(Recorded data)
● ● ●

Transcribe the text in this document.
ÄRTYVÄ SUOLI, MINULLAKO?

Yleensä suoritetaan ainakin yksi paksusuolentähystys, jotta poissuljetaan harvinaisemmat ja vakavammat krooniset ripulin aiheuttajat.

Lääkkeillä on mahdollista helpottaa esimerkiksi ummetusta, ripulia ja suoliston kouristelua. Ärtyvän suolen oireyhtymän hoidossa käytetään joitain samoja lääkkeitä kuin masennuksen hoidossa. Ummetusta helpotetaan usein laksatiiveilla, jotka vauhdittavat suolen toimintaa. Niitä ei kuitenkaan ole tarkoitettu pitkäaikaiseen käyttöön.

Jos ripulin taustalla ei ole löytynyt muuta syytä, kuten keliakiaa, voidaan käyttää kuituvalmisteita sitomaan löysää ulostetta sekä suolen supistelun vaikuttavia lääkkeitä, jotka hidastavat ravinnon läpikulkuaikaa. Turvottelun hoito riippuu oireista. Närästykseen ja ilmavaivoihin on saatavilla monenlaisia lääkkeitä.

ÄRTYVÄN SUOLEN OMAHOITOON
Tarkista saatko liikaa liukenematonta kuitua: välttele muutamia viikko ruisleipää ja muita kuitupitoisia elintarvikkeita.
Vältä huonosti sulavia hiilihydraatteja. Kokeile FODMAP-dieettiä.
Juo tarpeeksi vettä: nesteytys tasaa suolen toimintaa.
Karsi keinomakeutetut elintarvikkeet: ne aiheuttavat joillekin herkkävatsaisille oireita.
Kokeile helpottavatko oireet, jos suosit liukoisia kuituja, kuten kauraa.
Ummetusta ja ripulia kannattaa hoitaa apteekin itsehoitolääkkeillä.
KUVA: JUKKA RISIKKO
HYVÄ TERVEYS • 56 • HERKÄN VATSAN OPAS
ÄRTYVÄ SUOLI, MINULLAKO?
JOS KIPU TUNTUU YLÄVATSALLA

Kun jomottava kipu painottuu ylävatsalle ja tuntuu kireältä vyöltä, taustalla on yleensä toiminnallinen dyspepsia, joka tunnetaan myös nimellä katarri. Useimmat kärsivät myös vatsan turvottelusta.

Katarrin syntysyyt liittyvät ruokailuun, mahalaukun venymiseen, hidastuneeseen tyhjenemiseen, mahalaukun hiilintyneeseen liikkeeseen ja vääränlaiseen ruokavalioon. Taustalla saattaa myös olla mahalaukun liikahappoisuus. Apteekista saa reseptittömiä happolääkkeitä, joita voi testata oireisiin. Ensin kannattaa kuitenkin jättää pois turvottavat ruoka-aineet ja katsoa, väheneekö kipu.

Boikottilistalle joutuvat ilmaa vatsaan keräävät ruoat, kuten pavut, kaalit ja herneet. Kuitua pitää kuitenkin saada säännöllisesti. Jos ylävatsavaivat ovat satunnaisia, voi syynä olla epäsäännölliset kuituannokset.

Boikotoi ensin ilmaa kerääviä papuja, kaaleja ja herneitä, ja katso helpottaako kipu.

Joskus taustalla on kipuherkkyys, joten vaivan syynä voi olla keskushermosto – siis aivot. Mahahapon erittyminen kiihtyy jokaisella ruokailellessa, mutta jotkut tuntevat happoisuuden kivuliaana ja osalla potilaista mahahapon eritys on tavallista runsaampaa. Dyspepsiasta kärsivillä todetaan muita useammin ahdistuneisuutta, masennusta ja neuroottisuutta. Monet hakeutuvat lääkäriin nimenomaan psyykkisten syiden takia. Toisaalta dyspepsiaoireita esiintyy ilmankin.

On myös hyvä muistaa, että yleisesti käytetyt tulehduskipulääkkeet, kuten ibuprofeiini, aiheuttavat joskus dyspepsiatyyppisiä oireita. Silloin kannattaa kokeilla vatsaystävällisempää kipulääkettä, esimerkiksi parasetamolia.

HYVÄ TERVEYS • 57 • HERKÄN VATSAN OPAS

● ● ●

● Task brief
Take each line of the material that contains the word "syynä" and list it.

● Response to the task
Boikottilistalle joutuvat ilmaa vatsaan keräävät ruoat, kuten pavut, kaalit ja herneet. Kuitua pitää kuitenkin saada säännöllisesti. Jos ylävatsavaivat ovat satunnaisia, voi syynä olla epäsäännölliset kuituannokset.
Joskus taustalla on kipuherkkyys, joten vaivan syynä voi olla keskushermosto – siis aivot. Mahahapon erittyminen kiihtyy jokaisella ruokailellessa, mutta jotkut tuntevat happoisuuden kivuliaana ja osalla potilaista mahahapon eritys on tavallista runsaampaa. Dyspepsiasta kärsivillä todetaan muita useammin ahdistuneisuutta, masennusta ja neuroottisuutta. Monet hakeutuvat lääkäriin nimenomaan psyykkisten syiden takia. Toisaalta dyspepsiaoireita esiintyy ilmankin.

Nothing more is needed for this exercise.